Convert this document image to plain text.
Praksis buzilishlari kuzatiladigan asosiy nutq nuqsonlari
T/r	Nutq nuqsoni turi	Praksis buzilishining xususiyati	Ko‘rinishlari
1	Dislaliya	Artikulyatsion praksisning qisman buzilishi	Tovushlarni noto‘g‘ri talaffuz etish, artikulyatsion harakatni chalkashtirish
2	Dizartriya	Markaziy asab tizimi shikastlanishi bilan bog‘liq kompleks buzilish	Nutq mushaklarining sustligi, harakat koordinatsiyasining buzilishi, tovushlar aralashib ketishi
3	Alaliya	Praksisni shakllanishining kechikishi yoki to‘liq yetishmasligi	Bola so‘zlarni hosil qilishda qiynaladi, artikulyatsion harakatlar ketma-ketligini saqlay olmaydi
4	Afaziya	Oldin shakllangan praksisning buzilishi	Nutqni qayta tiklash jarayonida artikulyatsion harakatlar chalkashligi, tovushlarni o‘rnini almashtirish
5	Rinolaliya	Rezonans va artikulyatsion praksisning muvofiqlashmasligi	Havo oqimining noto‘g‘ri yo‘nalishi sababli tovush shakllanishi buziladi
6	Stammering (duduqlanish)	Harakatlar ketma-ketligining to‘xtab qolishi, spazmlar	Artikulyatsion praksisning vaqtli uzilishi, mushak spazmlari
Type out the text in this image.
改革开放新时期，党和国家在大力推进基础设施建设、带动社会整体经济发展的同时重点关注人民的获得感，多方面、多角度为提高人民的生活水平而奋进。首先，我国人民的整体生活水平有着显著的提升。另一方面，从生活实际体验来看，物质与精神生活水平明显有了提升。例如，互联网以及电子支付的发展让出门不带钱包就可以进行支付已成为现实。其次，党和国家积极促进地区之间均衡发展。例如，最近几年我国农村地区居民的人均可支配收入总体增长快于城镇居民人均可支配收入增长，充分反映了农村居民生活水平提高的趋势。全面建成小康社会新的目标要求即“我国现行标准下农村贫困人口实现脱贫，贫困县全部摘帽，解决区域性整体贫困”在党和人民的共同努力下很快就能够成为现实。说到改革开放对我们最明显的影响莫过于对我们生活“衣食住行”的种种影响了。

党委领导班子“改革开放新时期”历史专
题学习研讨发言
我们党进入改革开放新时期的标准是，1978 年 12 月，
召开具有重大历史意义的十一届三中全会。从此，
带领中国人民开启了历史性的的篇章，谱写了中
*-*-*
_THE REQUEST_
All lines from the one that contains "Type out the text in this image." through the end of the material are to be quoted exactly, with both ends included.

_WRITTEN ANSWER_
Type out the text in this image.
改革开放新时期，党和国家在大力推进基础设施建设、带动社会整体经济发展的同时重点关注人民的获得感，多方面、多角度为提高人民的生活水平而奋进。首先，我国人民的整体生活水平有着显著的提升。另一方面，从生活实际体验来看，物质与精神生活水平明显有了提升。例如，互联网以及电子支付的发展让出门不带钱包就可以进行支付已成为现实。其次，党和国家积极促进地区之间均衡发展。例如，最近几年我国农村地区居民的人均可支配收入总体增长快于城镇居民人均可支配收入增长，充分反映了农村居民生活水平提高的趋势。全面建成小康社会新的目标要求即“我国现行标准下农村贫困人口实现脱贫，贫困县全部摘帽，解决区域性整体贫困”在党和人民的共同努力下很快就能够成为现实。说到改革开放对我们最明显的影响莫过于对我们生活“衣食住行”的种种影响了。

党委领导班子“改革开放新时期”历史专
题学习研讨发言
我们党进入改革开放新时期的标准是，1978 年 12 月，
召开具有重大历史意义的十一届三中全会。从此，
带领中国人民开启了历史性的的篇章，谱写了中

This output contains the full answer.